### TEXT EXTRACT
-*-
Column-wise operations in the tidyverse

R
tidyverse
loops
R-SIG
R-SIG 08.04.2024
Published

April 8, 2024

1

library(tidyverse)

athletes <- readRDS(file = here::here(  "raw_data", "athletes.rds"))

Column-wise operations with across()

Instead of looping over columns with a for-loop, we can also use across() in combination with other tidyverse functions.

mutate_...()

The functions mutate_all(), mutate_at(), and mutate_if() do the same, but are superseded. This means they still work, but the tidyverse team recommends to use across() instead.

Across can take column names and a function that should be applied to the selected columns:

## Here we transform the Height and Weight columns to the type character:
athletes %>%
  mutate(across(c(Height, Weight), as.character)) %>%
  str
'data.frame':   270767 obs. of  16 variables:
 $ NOC   : chr  "AFG" "AFG" "AFG" "AFG" ...
 $ ID    : int  132181 87371 44977 502 109153 29626 1076 121376 80210 87374 ...
-*-
### DATA EXCERPT
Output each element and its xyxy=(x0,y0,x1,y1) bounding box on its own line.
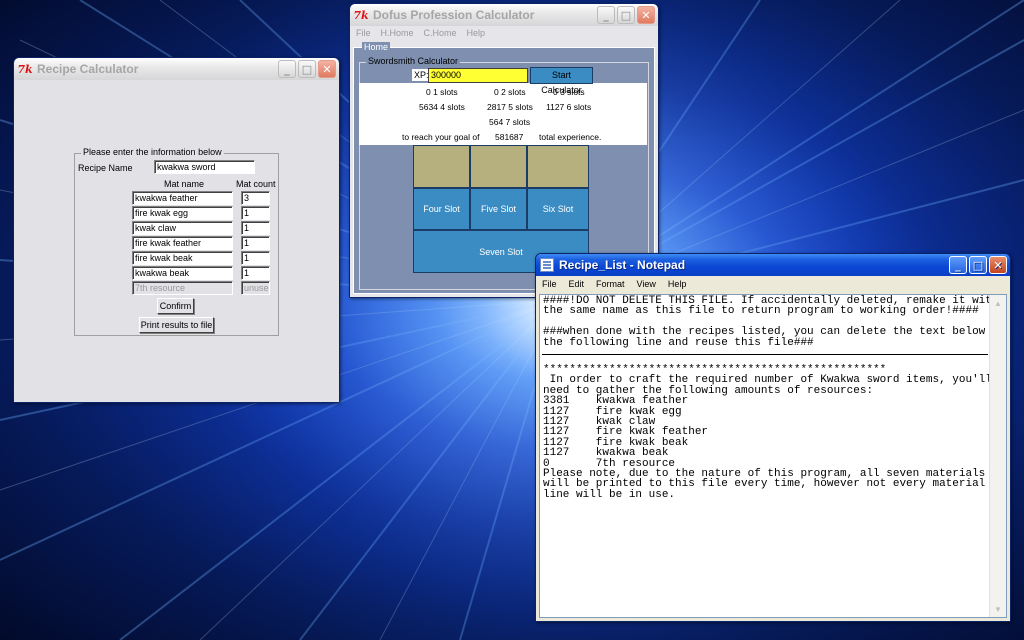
-*-
### STATED PROBLEM
Continue the tutorial on column-wise operations in the tidyverse from the point where it stops.

### THE RESPONSE
 $ Name  : chr  "Najam Yahya" "Ahmad Jahan Nuristani" "Mohammad Halilula" "Ahmad Shah Abouwi" ...
 $ Sex   : chr  "M" "M" "M" "M" ...
 $ Age   : int  NA NA 28 NA 24 28 28 NA NA NA ...
 $ Height: chr  NA NA "163" NA ...
 $ Weight: chr  NA NA "57" NA ...
 $ Team  : chr  "Afghanistan" "Afghanistan" "Afghanistan" "Afghanistan" ...
 $ Games : chr  "1956 Summer" "1948 Summer" "1980 Summer" "1956 Summer" ...
 $ Year  : int  1956 1948 1980 1956 1964 1960 1936 1956 1972 1956 ...
 $ Season: chr  "Summer" "Summer" "Summer" "Summer" ...
 $ City  : chr  "Melbourne" "London" "Moskva" "Melbourne" ...
 $ Sport : chr  "Hockey" "Hockey" "Wrestling" "Hockey" ...
 $ Event : chr  "Hockey Men's Hockey" "Hockey Men's Hockey" "Wrestling Men's Bantamweight, Freestyle" "Hockey Men's Hockey" ...
 $ Medal : chr  NA NA NA NA ...
 $ Region: chr  "Afghanistan" "Afghanistan" "Afghanistan" "Afghanistan" ...

But it is also possible to select columns based on a selection function:

## And here we transform all numeric columns into character:
athletes %>%
  mutate(across(where(is.numeric), as.character)) %>%
  str()
'data.frame':   270767 obs. of  16 variables:
 $ NOC   : chr  "AFG" "AFG" "AFG" "AFG" ...
 $ ID    : chr  "132181" "87371" "44977" "502" ...
 $ Name  : chr  "Najam Yahya" "Ahmad Jahan Nuristani" "Mohammad Halilula" "Ahmad Shah Abouwi" ...
 $ Sex   : chr  "M" "M" "M" "M" ...
 $ Age   : chr  NA NA "28" NA ...
 $ Height: chr  NA NA "163" NA ...
 $ Weight: chr  NA NA "57" NA ...
 $ Team  : chr  "Afghanistan" "Afghanistan" "Afghanistan" "Afghanistan" ...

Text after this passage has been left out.